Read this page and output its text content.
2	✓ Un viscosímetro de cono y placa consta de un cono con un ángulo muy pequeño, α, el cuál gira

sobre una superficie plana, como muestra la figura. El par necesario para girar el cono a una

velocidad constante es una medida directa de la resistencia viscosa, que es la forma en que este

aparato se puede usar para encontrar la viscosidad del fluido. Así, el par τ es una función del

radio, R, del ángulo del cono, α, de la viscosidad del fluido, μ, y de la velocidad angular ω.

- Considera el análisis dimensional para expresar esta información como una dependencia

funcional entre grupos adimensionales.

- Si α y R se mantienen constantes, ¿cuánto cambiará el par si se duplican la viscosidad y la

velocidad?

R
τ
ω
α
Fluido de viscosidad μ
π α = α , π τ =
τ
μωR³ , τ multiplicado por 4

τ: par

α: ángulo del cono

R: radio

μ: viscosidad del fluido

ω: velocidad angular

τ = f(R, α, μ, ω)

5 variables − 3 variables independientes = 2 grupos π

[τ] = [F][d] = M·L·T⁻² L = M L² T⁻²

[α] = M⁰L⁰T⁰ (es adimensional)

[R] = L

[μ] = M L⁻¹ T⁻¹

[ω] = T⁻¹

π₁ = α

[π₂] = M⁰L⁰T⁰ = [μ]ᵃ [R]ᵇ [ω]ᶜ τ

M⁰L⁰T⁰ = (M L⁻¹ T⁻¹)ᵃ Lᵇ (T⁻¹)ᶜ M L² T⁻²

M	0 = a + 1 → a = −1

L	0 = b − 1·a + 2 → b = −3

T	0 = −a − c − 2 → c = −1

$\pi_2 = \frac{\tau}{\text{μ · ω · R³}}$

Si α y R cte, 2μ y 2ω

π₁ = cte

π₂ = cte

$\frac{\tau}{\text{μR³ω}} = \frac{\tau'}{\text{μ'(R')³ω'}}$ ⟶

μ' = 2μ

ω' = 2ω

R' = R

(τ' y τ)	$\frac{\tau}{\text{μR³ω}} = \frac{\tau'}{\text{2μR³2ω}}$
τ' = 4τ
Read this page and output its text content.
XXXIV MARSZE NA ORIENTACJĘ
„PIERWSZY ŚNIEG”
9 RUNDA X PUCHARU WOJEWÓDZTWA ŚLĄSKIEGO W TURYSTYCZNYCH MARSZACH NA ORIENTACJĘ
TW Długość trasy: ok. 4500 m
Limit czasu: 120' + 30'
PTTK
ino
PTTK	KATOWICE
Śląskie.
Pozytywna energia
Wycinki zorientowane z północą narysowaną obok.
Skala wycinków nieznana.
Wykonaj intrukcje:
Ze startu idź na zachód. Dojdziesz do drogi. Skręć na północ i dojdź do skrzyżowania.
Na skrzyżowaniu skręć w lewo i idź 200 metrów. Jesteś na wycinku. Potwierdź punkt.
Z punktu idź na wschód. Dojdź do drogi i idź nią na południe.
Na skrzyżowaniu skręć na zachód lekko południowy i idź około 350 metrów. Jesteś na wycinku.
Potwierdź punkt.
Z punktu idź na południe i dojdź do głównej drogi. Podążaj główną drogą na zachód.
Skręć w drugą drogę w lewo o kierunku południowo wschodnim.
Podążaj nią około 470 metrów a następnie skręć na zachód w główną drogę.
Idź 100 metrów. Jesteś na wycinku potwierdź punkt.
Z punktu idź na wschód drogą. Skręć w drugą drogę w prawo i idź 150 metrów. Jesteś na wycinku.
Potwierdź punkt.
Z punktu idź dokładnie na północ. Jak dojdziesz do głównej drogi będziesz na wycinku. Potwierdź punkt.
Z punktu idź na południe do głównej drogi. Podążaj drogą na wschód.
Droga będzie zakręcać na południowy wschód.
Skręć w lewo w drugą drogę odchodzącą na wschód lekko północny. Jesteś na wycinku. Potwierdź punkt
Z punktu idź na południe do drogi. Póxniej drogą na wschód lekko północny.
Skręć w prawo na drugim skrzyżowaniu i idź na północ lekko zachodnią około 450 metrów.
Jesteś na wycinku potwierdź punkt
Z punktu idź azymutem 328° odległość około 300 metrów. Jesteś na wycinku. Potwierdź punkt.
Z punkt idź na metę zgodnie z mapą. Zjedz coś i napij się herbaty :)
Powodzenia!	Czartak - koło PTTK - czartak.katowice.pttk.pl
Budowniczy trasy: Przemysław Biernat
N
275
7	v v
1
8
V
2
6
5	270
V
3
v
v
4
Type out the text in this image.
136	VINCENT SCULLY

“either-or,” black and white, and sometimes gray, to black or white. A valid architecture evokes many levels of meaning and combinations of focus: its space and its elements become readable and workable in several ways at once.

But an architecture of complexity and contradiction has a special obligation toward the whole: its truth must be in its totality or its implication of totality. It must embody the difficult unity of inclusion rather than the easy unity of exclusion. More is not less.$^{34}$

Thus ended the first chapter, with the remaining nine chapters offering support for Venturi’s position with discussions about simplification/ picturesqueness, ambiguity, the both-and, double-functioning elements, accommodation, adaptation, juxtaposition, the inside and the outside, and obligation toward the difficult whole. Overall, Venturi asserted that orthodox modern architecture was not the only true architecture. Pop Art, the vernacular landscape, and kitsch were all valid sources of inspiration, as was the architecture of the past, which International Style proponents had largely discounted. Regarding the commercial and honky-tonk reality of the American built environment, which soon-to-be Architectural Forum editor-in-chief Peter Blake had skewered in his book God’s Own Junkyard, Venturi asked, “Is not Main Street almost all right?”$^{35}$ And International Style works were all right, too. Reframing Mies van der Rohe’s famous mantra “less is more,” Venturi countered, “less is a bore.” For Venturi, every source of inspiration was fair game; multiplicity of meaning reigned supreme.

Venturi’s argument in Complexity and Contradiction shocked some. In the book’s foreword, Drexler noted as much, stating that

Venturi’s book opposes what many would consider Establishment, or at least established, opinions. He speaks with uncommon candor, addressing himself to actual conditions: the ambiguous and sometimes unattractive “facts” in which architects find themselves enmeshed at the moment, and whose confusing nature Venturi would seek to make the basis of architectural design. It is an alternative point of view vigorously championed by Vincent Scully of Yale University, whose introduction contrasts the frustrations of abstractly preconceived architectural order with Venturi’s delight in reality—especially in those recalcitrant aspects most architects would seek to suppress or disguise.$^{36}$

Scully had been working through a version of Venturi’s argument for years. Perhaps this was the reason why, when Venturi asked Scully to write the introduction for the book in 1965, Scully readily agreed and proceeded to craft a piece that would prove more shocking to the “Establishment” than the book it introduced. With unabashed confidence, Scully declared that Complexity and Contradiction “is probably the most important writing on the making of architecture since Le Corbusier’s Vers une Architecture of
========
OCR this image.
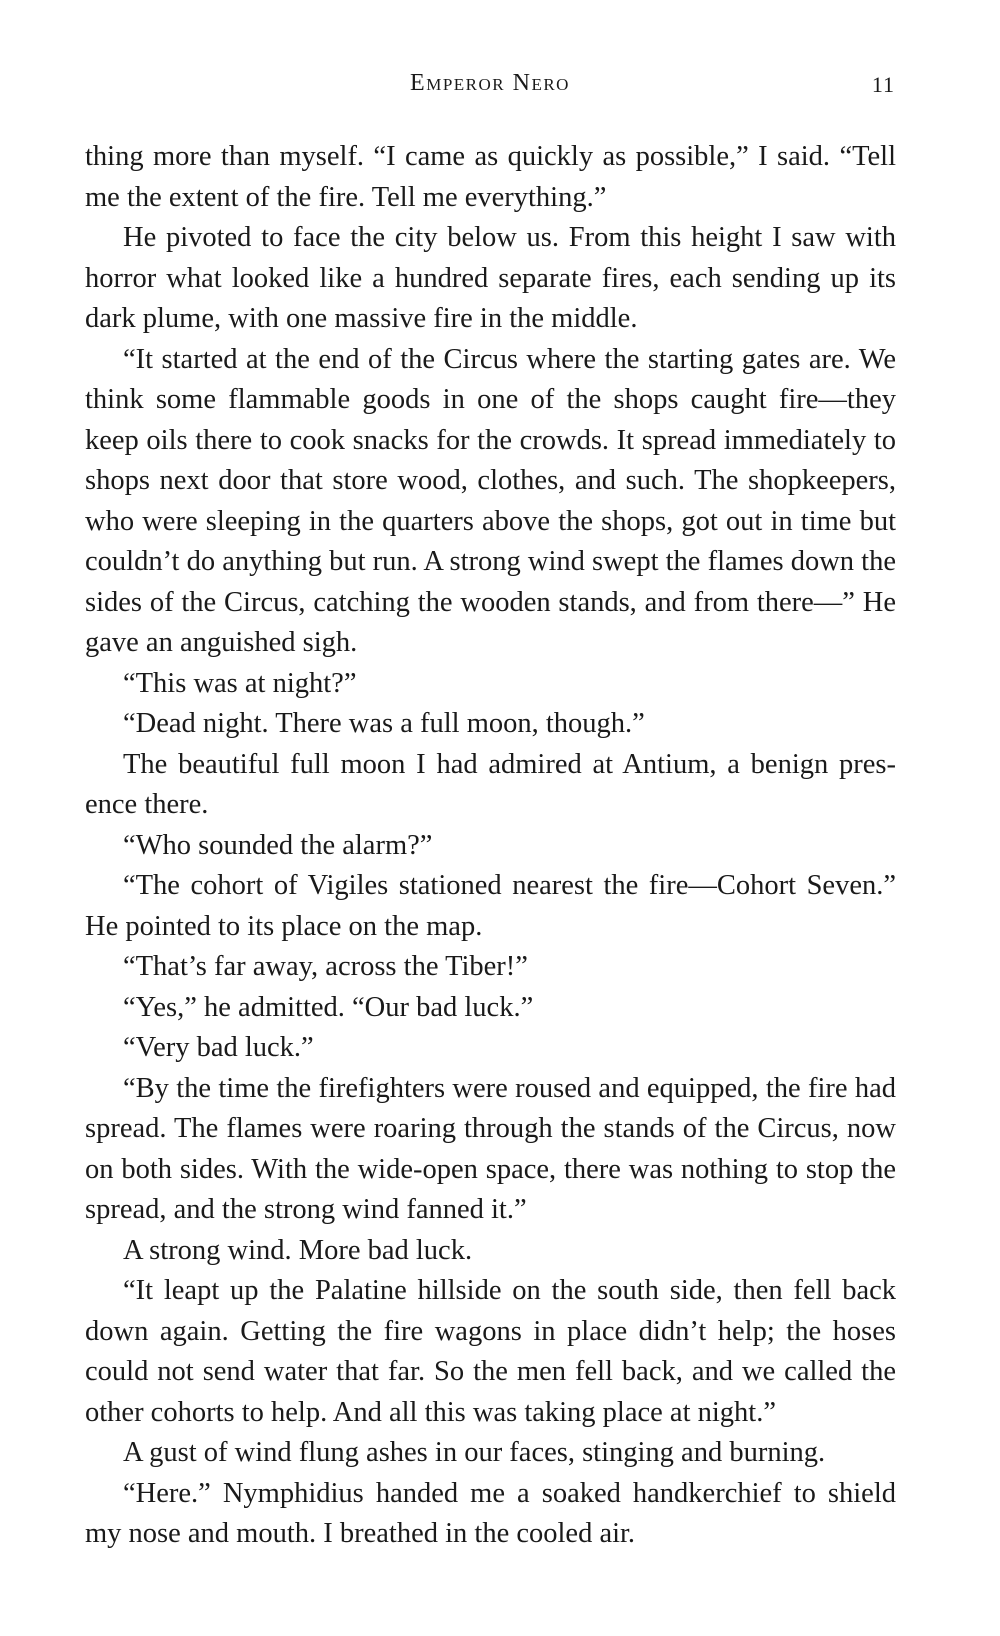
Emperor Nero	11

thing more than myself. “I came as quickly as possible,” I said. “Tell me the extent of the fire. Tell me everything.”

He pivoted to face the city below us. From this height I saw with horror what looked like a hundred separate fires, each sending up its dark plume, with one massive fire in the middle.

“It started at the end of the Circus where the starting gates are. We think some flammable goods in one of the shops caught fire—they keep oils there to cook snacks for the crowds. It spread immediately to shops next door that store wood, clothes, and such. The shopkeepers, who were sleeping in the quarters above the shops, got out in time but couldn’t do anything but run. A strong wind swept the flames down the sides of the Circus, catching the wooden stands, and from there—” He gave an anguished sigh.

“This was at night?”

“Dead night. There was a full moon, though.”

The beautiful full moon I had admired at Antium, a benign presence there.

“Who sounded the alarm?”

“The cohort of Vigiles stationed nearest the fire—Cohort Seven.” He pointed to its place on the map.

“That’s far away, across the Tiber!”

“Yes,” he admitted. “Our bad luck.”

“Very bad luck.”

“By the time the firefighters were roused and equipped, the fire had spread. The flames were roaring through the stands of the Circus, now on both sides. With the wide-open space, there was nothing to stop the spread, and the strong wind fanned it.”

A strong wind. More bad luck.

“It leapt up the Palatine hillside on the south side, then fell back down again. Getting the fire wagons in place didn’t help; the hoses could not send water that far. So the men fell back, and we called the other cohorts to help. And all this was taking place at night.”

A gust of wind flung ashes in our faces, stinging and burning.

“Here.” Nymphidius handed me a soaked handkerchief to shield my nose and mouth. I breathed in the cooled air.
========
> [Directions for this task]: Pick out the lines that have the word "radio". Copy them all.

> [The reply]:
radio, R, del ángulo del cono, α, de la viscosidad del fluido, μ, y de la velocidad angular ω.
R: radio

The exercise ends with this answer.